§ **To do**
Leave out the pictures and return every entry exactly as it appears.

---------- Dataset extract

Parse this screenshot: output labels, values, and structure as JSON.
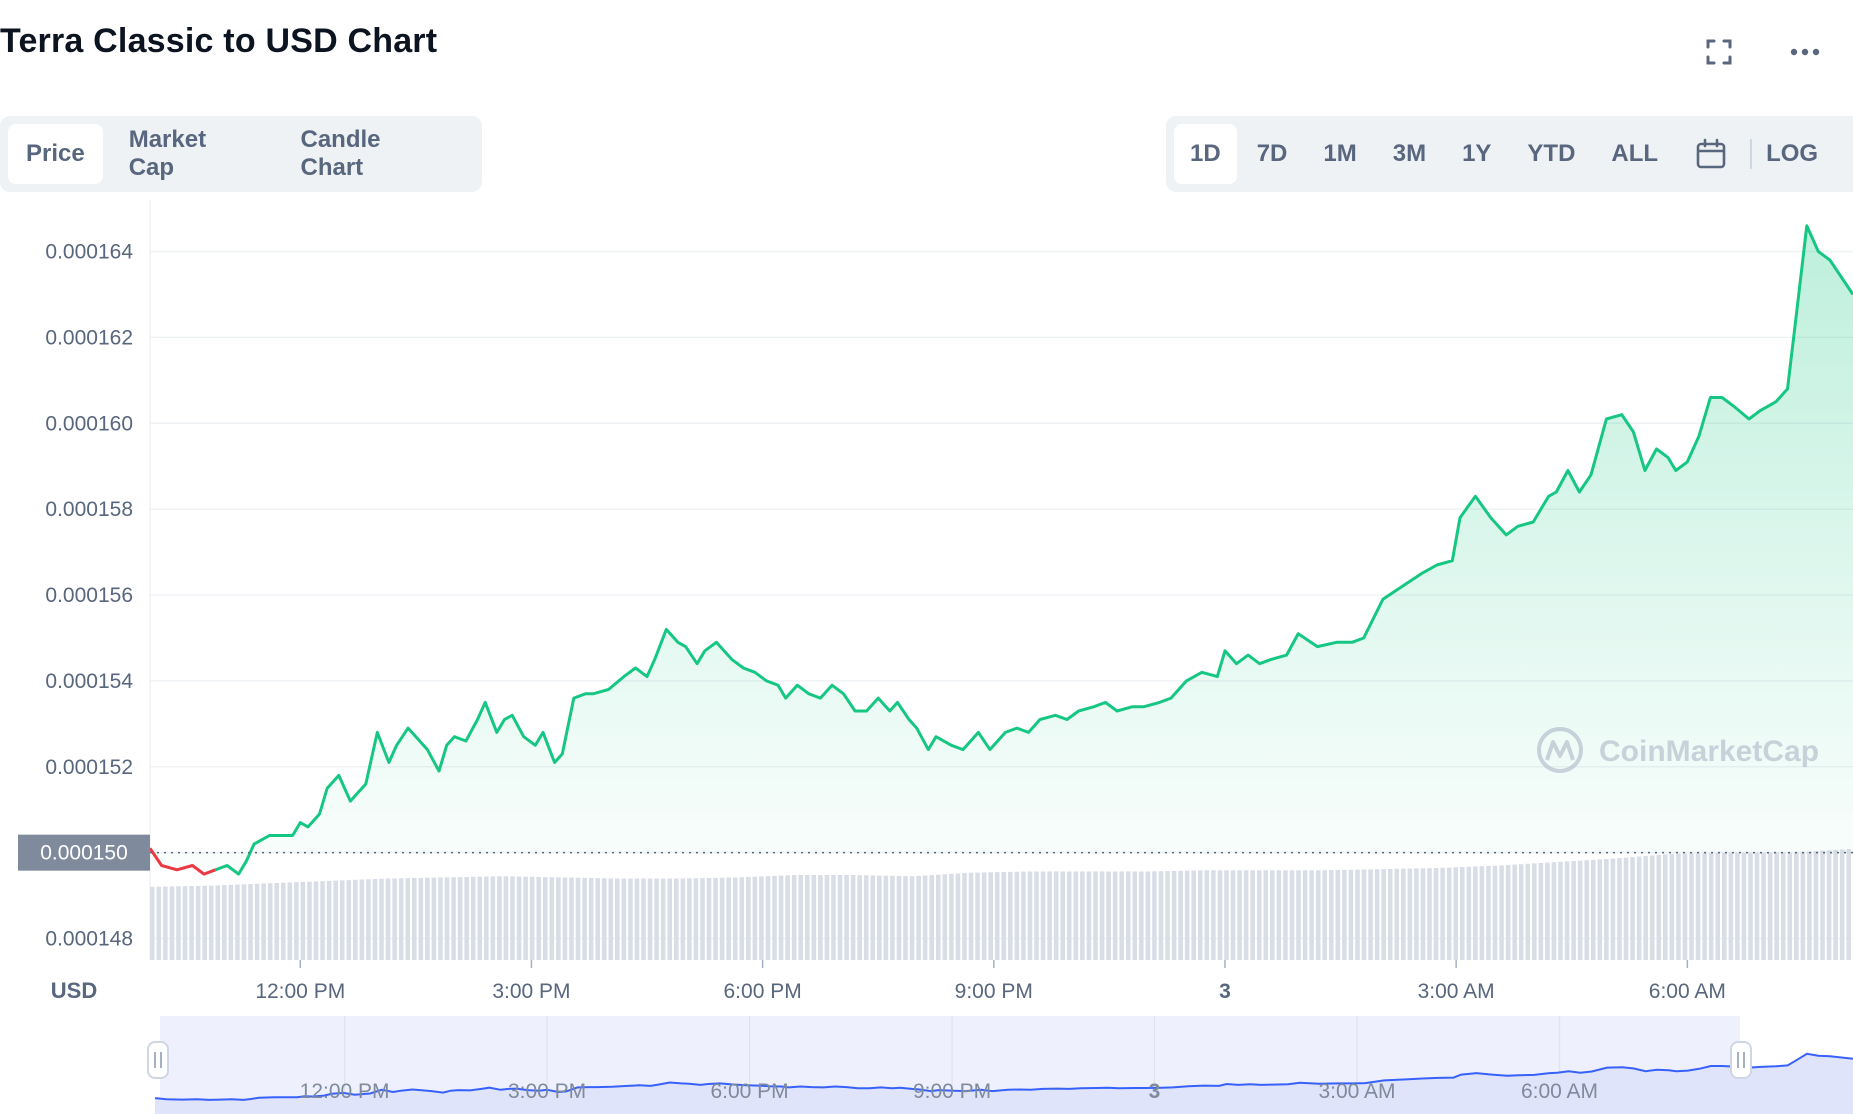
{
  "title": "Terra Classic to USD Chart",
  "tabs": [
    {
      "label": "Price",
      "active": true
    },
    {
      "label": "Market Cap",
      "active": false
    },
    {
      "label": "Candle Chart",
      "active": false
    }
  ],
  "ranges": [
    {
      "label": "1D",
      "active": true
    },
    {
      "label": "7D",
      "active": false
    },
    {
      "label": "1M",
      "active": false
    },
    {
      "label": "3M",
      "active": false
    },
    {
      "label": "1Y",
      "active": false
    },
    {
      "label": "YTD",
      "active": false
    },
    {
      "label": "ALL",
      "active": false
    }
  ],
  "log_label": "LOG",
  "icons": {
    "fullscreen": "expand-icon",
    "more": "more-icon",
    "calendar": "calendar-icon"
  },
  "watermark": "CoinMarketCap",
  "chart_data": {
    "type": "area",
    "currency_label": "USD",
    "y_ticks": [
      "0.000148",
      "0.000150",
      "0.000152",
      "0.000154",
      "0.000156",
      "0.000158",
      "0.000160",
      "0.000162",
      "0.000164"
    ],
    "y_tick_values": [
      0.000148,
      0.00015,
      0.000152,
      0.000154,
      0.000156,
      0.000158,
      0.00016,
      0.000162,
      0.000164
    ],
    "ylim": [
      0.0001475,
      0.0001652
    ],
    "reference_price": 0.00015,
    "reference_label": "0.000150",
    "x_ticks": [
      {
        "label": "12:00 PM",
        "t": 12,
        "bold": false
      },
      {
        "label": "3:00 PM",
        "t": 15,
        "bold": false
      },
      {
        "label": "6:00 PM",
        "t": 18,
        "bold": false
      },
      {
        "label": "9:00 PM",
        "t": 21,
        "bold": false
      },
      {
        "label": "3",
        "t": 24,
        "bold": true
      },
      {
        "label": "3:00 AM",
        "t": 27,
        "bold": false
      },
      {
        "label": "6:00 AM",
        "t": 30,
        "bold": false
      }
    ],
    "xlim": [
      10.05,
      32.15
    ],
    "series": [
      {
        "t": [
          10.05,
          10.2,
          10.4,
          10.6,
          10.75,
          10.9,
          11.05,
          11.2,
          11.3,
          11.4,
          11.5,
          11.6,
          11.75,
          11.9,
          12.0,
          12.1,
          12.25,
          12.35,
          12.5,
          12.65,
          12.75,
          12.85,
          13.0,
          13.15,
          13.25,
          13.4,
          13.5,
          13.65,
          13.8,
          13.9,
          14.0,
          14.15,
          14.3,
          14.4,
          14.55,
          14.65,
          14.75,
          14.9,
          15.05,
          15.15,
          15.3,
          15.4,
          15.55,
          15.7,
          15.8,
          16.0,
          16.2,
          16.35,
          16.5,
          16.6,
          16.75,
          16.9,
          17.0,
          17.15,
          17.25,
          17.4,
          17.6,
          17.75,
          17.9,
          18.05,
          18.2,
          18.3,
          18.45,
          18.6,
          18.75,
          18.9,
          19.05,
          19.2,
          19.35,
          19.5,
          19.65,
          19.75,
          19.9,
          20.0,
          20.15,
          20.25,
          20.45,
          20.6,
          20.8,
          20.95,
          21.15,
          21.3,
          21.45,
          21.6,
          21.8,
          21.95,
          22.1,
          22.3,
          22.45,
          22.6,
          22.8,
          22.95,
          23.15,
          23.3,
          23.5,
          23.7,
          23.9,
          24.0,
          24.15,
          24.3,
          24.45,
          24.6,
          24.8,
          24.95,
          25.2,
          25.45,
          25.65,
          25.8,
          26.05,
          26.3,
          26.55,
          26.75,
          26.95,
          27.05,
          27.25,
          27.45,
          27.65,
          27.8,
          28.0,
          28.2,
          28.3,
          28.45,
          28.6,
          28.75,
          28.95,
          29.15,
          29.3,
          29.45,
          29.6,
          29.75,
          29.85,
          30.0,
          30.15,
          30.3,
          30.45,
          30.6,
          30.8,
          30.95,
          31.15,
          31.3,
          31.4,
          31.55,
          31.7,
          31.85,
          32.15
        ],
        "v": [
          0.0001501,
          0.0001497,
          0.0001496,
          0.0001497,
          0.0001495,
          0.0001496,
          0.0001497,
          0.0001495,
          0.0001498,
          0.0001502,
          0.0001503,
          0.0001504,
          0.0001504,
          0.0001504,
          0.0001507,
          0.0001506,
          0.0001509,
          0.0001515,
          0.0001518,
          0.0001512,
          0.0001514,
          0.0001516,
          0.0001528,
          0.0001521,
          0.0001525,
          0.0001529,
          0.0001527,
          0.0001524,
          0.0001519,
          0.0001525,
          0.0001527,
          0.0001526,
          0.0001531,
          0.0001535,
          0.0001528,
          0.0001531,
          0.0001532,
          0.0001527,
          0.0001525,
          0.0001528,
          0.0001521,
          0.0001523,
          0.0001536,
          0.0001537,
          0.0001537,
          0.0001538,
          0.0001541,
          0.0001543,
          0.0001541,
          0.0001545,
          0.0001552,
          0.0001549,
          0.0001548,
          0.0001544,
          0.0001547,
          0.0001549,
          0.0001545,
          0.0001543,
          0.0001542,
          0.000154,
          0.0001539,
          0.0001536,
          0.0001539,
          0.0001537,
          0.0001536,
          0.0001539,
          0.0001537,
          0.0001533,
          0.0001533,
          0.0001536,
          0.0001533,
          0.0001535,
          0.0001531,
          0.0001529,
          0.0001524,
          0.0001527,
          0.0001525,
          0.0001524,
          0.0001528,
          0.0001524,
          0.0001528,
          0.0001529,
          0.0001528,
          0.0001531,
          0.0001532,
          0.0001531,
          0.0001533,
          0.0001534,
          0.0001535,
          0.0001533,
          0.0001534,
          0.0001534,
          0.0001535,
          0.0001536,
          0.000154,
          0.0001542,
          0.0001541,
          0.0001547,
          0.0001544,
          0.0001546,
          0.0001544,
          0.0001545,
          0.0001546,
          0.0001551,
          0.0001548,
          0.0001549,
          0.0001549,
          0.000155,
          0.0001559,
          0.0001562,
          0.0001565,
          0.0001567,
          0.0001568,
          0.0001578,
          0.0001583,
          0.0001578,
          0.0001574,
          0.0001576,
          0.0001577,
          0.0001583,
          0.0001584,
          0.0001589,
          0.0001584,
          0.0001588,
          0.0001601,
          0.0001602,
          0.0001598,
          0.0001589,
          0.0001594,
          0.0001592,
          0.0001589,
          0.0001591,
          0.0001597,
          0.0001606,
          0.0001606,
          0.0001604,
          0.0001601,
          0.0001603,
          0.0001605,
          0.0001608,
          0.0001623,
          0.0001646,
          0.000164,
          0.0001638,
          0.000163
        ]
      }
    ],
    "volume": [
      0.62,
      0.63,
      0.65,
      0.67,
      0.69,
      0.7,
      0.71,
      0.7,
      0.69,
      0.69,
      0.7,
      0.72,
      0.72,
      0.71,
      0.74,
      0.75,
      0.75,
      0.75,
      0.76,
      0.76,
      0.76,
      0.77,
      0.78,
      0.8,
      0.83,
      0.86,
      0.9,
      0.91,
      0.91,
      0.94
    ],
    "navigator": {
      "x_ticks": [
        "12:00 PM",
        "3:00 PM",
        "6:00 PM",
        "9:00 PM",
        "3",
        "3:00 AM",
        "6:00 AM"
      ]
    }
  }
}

--------------------

§ **Task solution**
Parse this screenshot: output labels, values, and structure as JSON.
{
  "title": "Terra Classic to USD Chart",
  "tabs": [
    {
      "label": "Price",
      "active": true
    },
    {
      "label": "Market Cap",
      "active": false
    },
    {
      "label": "Candle Chart",
      "active": false
    }
  ],
  "ranges": [
    {
      "label": "1D",
      "active": true
    },
    {
      "label": "7D",
      "active": false
    },
    {
      "label": "1M",
      "active": false
    },
    {
      "label": "3M",
      "active": false
    },
    {
      "label": "1Y",
      "active": false
    },
    {
      "label": "YTD",
      "active": false
    },
    {
      "label": "ALL",
      "active": false
    }
  ],
  "log_label": "LOG",
  "icons": {
    "fullscreen": "expand-icon",
    "more": "more-icon",
    "calendar": "calendar-icon"
  },
  "watermark": "CoinMarketCap",
  "chart_data": {
    "type": "area",
    "currency_label": "USD",
    "y_ticks": [
      "0.000148",
      "0.000150",
      "0.000152",
      "0.000154",
      "0.000156",
      "0.000158",
      "0.000160",
      "0.000162",
      "0.000164"
    ],
    "y_tick_values": [
      0.000148,
      0.00015,
      0.000152,
      0.000154,
      0.000156,
      0.000158,
      0.00016,
      0.000162,
      0.000164
    ],
    "ylim": [
      0.0001475,
      0.0001652
    ],
    "reference_price": 0.00015,
    "reference_label": "0.000150",
    "x_ticks": [
      {
        "label": "12:00 PM",
        "t": 12,
        "bold": false
      },
      {
        "label": "3:00 PM",
        "t": 15,
        "bold": false
      },
      {
        "label": "6:00 PM",
        "t": 18,
        "bold": false
      },
      {
        "label": "9:00 PM",
        "t": 21,
        "bold": false
      },
      {
        "label": "3",
        "t": 24,
        "bold": true
      },
      {
        "label": "3:00 AM",
        "t": 27,
        "bold": false
      },
      {
        "label": "6:00 AM",
        "t": 30,
        "bold": false
      }
    ],
    "xlim": [
      10.05,
      32.15
    ],
    "series": [
      {
        "t": [
          10.05,
          10.2,
          10.4,
          10.6,
          10.75,
          10.9,
          11.05,
          11.2,
          11.3,
          11.4,
          11.5,
          11.6,
          11.75,
          11.9,
          12.0,
          12.1,
          12.25,
          12.35,
          12.5,
          12.65,
          12.75,
          12.85,
          13.0,
          13.15,
          13.25,
          13.4,
          13.5,
          13.65,
          13.8,
          13.9,
          14.0,
          14.15,
          14.3,
          14.4,
          14.55,
          14.65,
          14.75,
          14.9,
          15.05,
          15.15,
          15.3,
          15.4,
          15.55,
          15.7,
          15.8,
          16.0,
          16.2,
          16.35,
          16.5,
          16.6,
          16.75,
          16.9,
          17.0,
          17.15,
          17.25,
          17.4,
          17.6,
          17.75,
          17.9,
          18.05,
          18.2,
          18.3,
          18.45,
          18.6,
          18.75,
          18.9,
          19.05,
          19.2,
          19.35,
          19.5,
          19.65,
          19.75,
          19.9,
          20.0,
          20.15,
          20.25,
          20.45,
          20.6,
          20.8,
          20.95,
          21.15,
          21.3,
          21.45,
          21.6,
          21.8,
          21.95,
          22.1,
          22.3,
          22.45,
          22.6,
          22.8,
          22.95,
          23.15,
          23.3,
          23.5,
          23.7,
          23.9,
          24.0,
          24.15,
          24.3,
          24.45,
          24.6,
          24.8,
          24.95,
          25.2,
          25.45,
          25.65,
          25.8,
          26.05,
          26.3,
          26.55,
          26.75,
          26.95,
          27.05,
          27.25,
          27.45,
          27.65,
          27.8,
          28.0,
          28.2,
          28.3,
          28.45,
          28.6,
          28.75,
          28.95,
          29.15,
          29.3,
          29.45,
          29.6,
          29.75,
          29.85,
          30.0,
          30.15,
          30.3,
          30.45,
          30.6,
          30.8,
          30.95,
          31.15,
          31.3,
          31.4,
          31.55,
          31.7,
          31.85,
          32.15
        ],
        "v": [
          0.0001501,
          0.0001497,
          0.0001496,
          0.0001497,
          0.0001495,
          0.0001496,
          0.0001497,
          0.0001495,
          0.0001498,
          0.0001502,
          0.0001503,
          0.0001504,
          0.0001504,
          0.0001504,
          0.0001507,
          0.0001506,
          0.0001509,
          0.0001515,
          0.0001518,
          0.0001512,
          0.0001514,
          0.0001516,
          0.0001528,
          0.0001521,
          0.0001525,
          0.0001529,
          0.0001527,
          0.0001524,
          0.0001519,
          0.0001525,
          0.0001527,
          0.0001526,
          0.0001531,
          0.0001535,
          0.0001528,
          0.0001531,
          0.0001532,
          0.0001527,
          0.0001525,
          0.0001528,
          0.0001521,
          0.0001523,
          0.0001536,
          0.0001537,
          0.0001537,
          0.0001538,
          0.0001541,
          0.0001543,
          0.0001541,
          0.0001545,
          0.0001552,
          0.0001549,
          0.0001548,
          0.0001544,
          0.0001547,
          0.0001549,
          0.0001545,
          0.0001543,
          0.0001542,
          0.000154,
          0.0001539,
          0.0001536,
          0.0001539,
          0.0001537,
          0.0001536,
          0.0001539,
          0.0001537,
          0.0001533,
          0.0001533,
          0.0001536,
          0.0001533,
          0.0001535,
          0.0001531,
          0.0001529,
          0.0001524,
          0.0001527,
          0.0001525,
          0.0001524,
          0.0001528,
          0.0001524,
          0.0001528,
          0.0001529,
          0.0001528,
          0.0001531,
          0.0001532,
          0.0001531,
          0.0001533,
          0.0001534,
          0.0001535,
          0.0001533,
          0.0001534,
          0.0001534,
          0.0001535,
          0.0001536,
          0.000154,
          0.0001542,
          0.0001541,
          0.0001547,
          0.0001544,
          0.0001546,
          0.0001544,
          0.0001545,
          0.0001546,
          0.0001551,
          0.0001548,
          0.0001549,
          0.0001549,
          0.000155,
          0.0001559,
          0.0001562,
          0.0001565,
          0.0001567,
          0.0001568,
          0.0001578,
          0.0001583,
          0.0001578,
          0.0001574,
          0.0001576,
          0.0001577,
          0.0001583,
          0.0001584,
          0.0001589,
          0.0001584,
          0.0001588,
          0.0001601,
          0.0001602,
          0.0001598,
          0.0001589,
          0.0001594,
          0.0001592,
          0.0001589,
          0.0001591,
          0.0001597,
          0.0001606,
          0.0001606,
          0.0001604,
          0.0001601,
          0.0001603,
          0.0001605,
          0.0001608,
          0.0001623,
          0.0001646,
          0.000164,
          0.0001638,
          0.000163
        ]
      }
    ],
    "volume": [
      0.62,
      0.63,
      0.65,
      0.67,
      0.69,
      0.7,
      0.71,
      0.7,
      0.69,
      0.69,
      0.7,
      0.72,
      0.72,
      0.71,
      0.74,
      0.75,
      0.75,
      0.75,
      0.76,
      0.76,
      0.76,
      0.77,
      0.78,
      0.8,
      0.83,
      0.86,
      0.9,
      0.91,
      0.91,
      0.94
    ],
    "navigator": {
      "x_ticks": [
        "12:00 PM",
        "3:00 PM",
        "6:00 PM",
        "9:00 PM",
        "3",
        "3:00 AM",
        "6:00 AM"
      ]
    }
  }
}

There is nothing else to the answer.